**EXERCISE GOAL**
Leave out the pictures and repeat the rest of the material exactly.

(Items from a dataset)
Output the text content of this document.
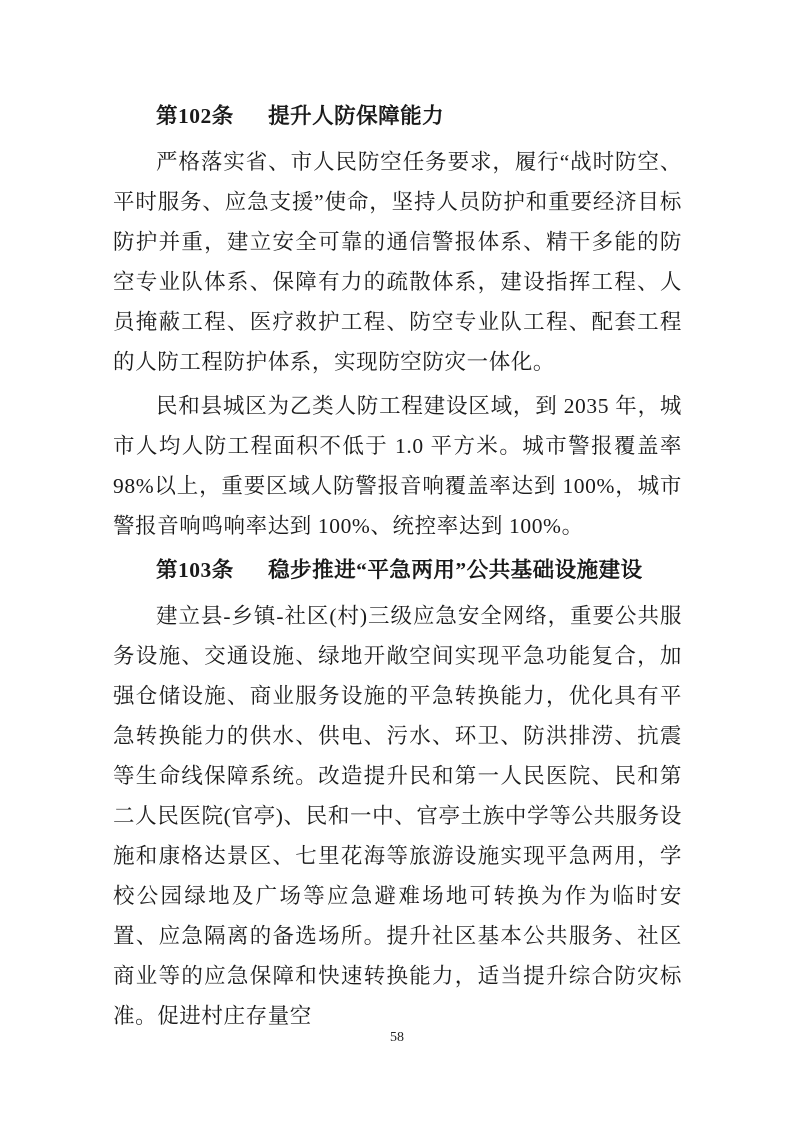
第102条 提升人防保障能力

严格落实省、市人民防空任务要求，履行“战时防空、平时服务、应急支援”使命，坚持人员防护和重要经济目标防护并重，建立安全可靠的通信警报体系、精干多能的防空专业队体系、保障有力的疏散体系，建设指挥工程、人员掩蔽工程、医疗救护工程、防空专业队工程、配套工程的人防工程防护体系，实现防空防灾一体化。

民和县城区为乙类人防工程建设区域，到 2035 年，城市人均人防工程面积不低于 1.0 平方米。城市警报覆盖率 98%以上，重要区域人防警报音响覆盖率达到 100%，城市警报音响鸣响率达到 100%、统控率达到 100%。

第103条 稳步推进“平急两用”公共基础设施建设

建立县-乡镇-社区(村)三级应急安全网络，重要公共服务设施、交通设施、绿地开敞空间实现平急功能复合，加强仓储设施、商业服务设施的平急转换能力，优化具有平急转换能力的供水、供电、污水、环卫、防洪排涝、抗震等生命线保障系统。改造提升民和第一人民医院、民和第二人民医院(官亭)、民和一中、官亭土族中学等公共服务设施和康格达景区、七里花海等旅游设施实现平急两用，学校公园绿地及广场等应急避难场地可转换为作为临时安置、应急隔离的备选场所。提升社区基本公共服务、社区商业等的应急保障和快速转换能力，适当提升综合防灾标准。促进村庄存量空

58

**REPLY**
Output the text content of this document.
第102条 提升人防保障能力

严格落实省、市人民防空任务要求，履行“战时防空、平时服务、应急支援”使命，坚持人员防护和重要经济目标防护并重，建立安全可靠的通信警报体系、精干多能的防空专业队体系、保障有力的疏散体系，建设指挥工程、人员掩蔽工程、医疗救护工程、防空专业队工程、配套工程的人防工程防护体系，实现防空防灾一体化。

民和县城区为乙类人防工程建设区域，到 2035 年，城市人均人防工程面积不低于 1.0 平方米。城市警报覆盖率 98%以上，重要区域人防警报音响覆盖率达到 100%，城市警报音响鸣响率达到 100%、统控率达到 100%。

第103条 稳步推进“平急两用”公共基础设施建设

建立县-乡镇-社区(村)三级应急安全网络，重要公共服务设施、交通设施、绿地开敞空间实现平急功能复合，加强仓储设施、商业服务设施的平急转换能力，优化具有平急转换能力的供水、供电、污水、环卫、防洪排涝、抗震等生命线保障系统。改造提升民和第一人民医院、民和第二人民医院(官亭)、民和一中、官亭土族中学等公共服务设施和康格达景区、七里花海等旅游设施实现平急两用，学校公园绿地及广场等应急避难场地可转换为作为临时安置、应急隔离的备选场所。提升社区基本公共服务、社区商业等的应急保障和快速转换能力，适当提升综合防灾标准。促进村庄存量空

58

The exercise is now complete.